### [WORK TO DO]
Extract the full listing below without altering a single character.

-- Start of TASK INPUTS --

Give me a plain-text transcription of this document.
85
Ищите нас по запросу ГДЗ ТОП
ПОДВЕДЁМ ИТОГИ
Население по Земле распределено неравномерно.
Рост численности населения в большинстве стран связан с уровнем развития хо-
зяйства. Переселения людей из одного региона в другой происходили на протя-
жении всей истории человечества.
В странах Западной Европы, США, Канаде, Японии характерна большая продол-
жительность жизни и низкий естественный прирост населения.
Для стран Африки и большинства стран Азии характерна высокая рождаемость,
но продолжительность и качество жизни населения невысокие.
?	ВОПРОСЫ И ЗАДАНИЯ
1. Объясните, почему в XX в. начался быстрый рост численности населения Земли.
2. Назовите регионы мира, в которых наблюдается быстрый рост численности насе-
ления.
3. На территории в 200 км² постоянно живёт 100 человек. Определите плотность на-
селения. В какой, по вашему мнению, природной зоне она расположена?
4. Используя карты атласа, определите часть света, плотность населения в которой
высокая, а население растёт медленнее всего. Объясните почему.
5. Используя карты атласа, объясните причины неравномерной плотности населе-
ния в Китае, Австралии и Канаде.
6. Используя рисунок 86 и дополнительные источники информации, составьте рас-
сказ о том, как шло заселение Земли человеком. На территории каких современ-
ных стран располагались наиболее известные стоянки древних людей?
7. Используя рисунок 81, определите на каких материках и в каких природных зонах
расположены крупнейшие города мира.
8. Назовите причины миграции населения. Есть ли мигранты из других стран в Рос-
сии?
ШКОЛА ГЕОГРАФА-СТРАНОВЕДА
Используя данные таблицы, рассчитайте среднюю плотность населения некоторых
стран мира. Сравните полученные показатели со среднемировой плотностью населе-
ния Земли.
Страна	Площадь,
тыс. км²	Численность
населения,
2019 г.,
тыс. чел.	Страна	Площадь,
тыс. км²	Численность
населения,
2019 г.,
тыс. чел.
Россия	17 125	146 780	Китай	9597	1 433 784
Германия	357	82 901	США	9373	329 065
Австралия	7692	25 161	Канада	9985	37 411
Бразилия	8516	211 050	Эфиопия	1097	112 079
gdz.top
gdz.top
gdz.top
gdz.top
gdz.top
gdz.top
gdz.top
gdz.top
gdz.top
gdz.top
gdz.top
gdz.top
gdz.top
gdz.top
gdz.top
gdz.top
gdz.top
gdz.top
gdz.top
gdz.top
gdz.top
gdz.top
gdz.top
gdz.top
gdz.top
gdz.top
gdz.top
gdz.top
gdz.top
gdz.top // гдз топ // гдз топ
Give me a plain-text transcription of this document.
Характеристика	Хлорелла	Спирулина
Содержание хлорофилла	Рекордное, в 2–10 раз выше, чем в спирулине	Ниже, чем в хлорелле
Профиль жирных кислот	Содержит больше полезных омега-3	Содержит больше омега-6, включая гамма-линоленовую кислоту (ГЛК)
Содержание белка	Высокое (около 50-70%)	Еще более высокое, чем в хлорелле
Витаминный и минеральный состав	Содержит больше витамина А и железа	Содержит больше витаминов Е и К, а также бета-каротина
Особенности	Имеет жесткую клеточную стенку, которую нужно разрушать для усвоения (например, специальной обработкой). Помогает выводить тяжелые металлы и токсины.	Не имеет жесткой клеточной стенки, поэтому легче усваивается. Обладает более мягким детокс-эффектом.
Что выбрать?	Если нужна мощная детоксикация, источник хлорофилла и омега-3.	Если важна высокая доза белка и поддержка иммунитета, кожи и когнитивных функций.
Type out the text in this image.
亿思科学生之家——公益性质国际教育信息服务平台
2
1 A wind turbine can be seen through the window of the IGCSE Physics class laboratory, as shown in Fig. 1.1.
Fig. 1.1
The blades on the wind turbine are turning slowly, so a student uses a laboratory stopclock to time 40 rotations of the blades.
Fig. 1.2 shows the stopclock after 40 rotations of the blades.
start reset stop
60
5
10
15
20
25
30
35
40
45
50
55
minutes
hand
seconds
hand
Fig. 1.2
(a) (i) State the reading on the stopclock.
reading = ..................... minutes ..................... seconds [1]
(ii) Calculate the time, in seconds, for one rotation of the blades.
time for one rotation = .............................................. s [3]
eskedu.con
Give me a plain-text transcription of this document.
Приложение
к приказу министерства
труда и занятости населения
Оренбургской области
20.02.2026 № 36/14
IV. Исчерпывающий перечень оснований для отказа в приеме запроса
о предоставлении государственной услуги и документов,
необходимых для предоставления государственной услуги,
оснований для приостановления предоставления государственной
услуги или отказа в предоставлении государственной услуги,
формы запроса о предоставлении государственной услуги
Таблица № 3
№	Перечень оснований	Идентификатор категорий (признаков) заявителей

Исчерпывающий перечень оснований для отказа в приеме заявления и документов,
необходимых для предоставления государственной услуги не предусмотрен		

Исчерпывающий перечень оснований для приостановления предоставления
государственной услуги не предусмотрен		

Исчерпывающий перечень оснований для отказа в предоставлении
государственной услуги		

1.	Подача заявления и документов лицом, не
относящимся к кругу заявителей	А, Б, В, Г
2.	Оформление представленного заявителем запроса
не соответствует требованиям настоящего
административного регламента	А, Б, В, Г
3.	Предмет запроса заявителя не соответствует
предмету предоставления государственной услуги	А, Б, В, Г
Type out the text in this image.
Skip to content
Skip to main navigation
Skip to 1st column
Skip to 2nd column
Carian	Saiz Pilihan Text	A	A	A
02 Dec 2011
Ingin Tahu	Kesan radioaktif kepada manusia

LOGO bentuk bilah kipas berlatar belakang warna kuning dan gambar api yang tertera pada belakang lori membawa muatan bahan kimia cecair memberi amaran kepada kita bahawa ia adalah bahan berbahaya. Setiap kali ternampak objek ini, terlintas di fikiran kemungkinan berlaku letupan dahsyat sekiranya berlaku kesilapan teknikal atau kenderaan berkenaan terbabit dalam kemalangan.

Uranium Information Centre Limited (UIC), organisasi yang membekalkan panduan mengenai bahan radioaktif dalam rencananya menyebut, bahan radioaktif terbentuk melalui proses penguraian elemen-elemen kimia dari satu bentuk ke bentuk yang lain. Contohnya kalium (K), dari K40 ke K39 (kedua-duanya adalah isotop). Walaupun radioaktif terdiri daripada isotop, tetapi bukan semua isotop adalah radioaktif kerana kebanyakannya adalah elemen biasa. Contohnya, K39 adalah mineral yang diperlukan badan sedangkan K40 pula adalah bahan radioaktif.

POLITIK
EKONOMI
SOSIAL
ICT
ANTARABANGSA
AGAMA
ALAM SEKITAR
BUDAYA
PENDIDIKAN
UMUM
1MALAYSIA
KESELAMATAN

-- End of TASK INPUTS --

### [SOLUTION TO THE PROBLEM]
Give me a plain-text transcription of this document.
85
Ищите нас по запросу ГДЗ ТОП
ПОДВЕДЁМ ИТОГИ
Население по Земле распределено неравномерно.
Рост численности населения в большинстве стран связан с уровнем развития хо-
зяйства. Переселения людей из одного региона в другой происходили на протя-
жении всей истории человечества.
В странах Западной Европы, США, Канаде, Японии характерна большая продол-
жительность жизни и низкий естественный прирост населения.
Для стран Африки и большинства стран Азии характерна высокая рождаемость,
но продолжительность и качество жизни населения невысокие.
?	ВОПРОСЫ И ЗАДАНИЯ
1. Объясните, почему в XX в. начался быстрый рост численности населения Земли.
2. Назовите регионы мира, в которых наблюдается быстрый рост численности насе-
ления.
3. На территории в 200 км² постоянно живёт 100 человек. Определите плотность на-
селения. В какой, по вашему мнению, природной зоне она расположена?
4. Используя карты атласа, определите часть света, плотность населения в которой
высокая, а население растёт медленнее всего. Объясните почему.
5. Используя карты атласа, объясните причины неравномерной плотности населе-
ния в Китае, Австралии и Канаде.
6. Используя рисунок 86 и дополнительные источники информации, составьте рас-
сказ о том, как шло заселение Земли человеком. На территории каких современ-
ных стран располагались наиболее известные стоянки древних людей?
7. Используя рисунок 81, определите на каких материках и в каких природных зонах
расположены крупнейшие города мира.
8. Назовите причины миграции населения. Есть ли мигранты из других стран в Рос-
сии?
ШКОЛА ГЕОГРАФА-СТРАНОВЕДА
Используя данные таблицы, рассчитайте среднюю плотность населения некоторых
стран мира. Сравните полученные показатели со среднемировой плотностью населе-
ния Земли.
Страна	Площадь,
тыс. км²	Численность
населения,
2019 г.,
тыс. чел.	Страна	Площадь,
тыс. км²	Численность
населения,
2019 г.,
тыс. чел.
Россия	17 125	146 780	Китай	9597	1 433 784
Германия	357	82 901	США	9373	329 065
Австралия	7692	25 161	Канада	9985	37 411
Бразилия	8516	211 050	Эфиопия	1097	112 079
gdz.top
gdz.top
gdz.top
gdz.top
gdz.top
gdz.top
gdz.top
gdz.top
gdz.top
gdz.top
gdz.top
gdz.top
gdz.top
gdz.top
gdz.top
gdz.top
gdz.top
gdz.top
gdz.top
gdz.top
gdz.top
gdz.top
gdz.top
gdz.top
gdz.top
gdz.top
gdz.top
gdz.top
gdz.top
gdz.top // гдз топ // гдз топ
Give me a plain-text transcription of this document.
Характеристика	Хлорелла	Спирулина
Содержание хлорофилла	Рекордное, в 2–10 раз выше, чем в спирулине	Ниже, чем в хлорелле
Профиль жирных кислот	Содержит больше полезных омега-3	Содержит больше омега-6, включая гамма-линоленовую кислоту (ГЛК)
Содержание белка	Высокое (около 50-70%)	Еще более высокое, чем в хлорелле
Витаминный и минеральный состав	Содержит больше витамина А и железа	Содержит больше витаминов Е и К, а также бета-каротина
Особенности	Имеет жесткую клеточную стенку, которую нужно разрушать для усвоения (например, специальной обработкой). Помогает выводить тяжелые металлы и токсины.	Не имеет жесткой клеточной стенки, поэтому легче усваивается. Обладает более мягким детокс-эффектом.
Что выбрать?	Если нужна мощная детоксикация, источник хлорофилла и омега-3.	Если важна высокая доза белка и поддержка иммунитета, кожи и когнитивных функций.
Type out the text in this image.
亿思科学生之家——公益性质国际教育信息服务平台
2
1 A wind turbine can be seen through the window of the IGCSE Physics class laboratory, as shown in Fig. 1.1.
Fig. 1.1
The blades on the wind turbine are turning slowly, so a student uses a laboratory stopclock to time 40 rotations of the blades.
Fig. 1.2 shows the stopclock after 40 rotations of the blades.
start reset stop
60
5
10
15
20
25
30
35
40
45
50
55
minutes
hand
seconds
hand
Fig. 1.2
(a) (i) State the reading on the stopclock.
reading = ..................... minutes ..................... seconds [1]
(ii) Calculate the time, in seconds, for one rotation of the blades.
time for one rotation = .............................................. s [3]
eskedu.con
Give me a plain-text transcription of this document.
Приложение
к приказу министерства
труда и занятости населения
Оренбургской области
20.02.2026 № 36/14
IV. Исчерпывающий перечень оснований для отказа в приеме запроса
о предоставлении государственной услуги и документов,
необходимых для предоставления государственной услуги,
оснований для приостановления предоставления государственной
услуги или отказа в предоставлении государственной услуги,
формы запроса о предоставлении государственной услуги
Таблица № 3
№	Перечень оснований	Идентификатор категорий (признаков) заявителей

Исчерпывающий перечень оснований для отказа в приеме заявления и документов,
необходимых для предоставления государственной услуги не предусмотрен		

Исчерпывающий перечень оснований для приостановления предоставления
государственной услуги не предусмотрен		

Исчерпывающий перечень оснований для отказа в предоставлении
государственной услуги		

1.	Подача заявления и документов лицом, не
относящимся к кругу заявителей	А, Б, В, Г
2.	Оформление представленного заявителем запроса
не соответствует требованиям настоящего
административного регламента	А, Б, В, Г
3.	Предмет запроса заявителя не соответствует
предмету предоставления государственной услуги	А, Б, В, Г
Type out the text in this image.
Skip to content
Skip to main navigation
Skip to 1st column
Skip to 2nd column
Carian	Saiz Pilihan Text	A	A	A
02 Dec 2011
Ingin Tahu	Kesan radioaktif kepada manusia

LOGO bentuk bilah kipas berlatar belakang warna kuning dan gambar api yang tertera pada belakang lori membawa muatan bahan kimia cecair memberi amaran kepada kita bahawa ia adalah bahan berbahaya. Setiap kali ternampak objek ini, terlintas di fikiran kemungkinan berlaku letupan dahsyat sekiranya berlaku kesilapan teknikal atau kenderaan berkenaan terbabit dalam kemalangan.

Uranium Information Centre Limited (UIC), organisasi yang membekalkan panduan mengenai bahan radioaktif dalam rencananya menyebut, bahan radioaktif terbentuk melalui proses penguraian elemen-elemen kimia dari satu bentuk ke bentuk yang lain. Contohnya kalium (K), dari K40 ke K39 (kedua-duanya adalah isotop). Walaupun radioaktif terdiri daripada isotop, tetapi bukan semua isotop adalah radioaktif kerana kebanyakannya adalah elemen biasa. Contohnya, K39 adalah mineral yang diperlukan badan sedangkan K40 pula adalah bahan radioaktif.

POLITIK
EKONOMI
SOSIAL
ICT
ANTARABANGSA
AGAMA
ALAM SEKITAR
BUDAYA
PENDIDIKAN
UMUM
1MALAYSIA
KESELAMATAN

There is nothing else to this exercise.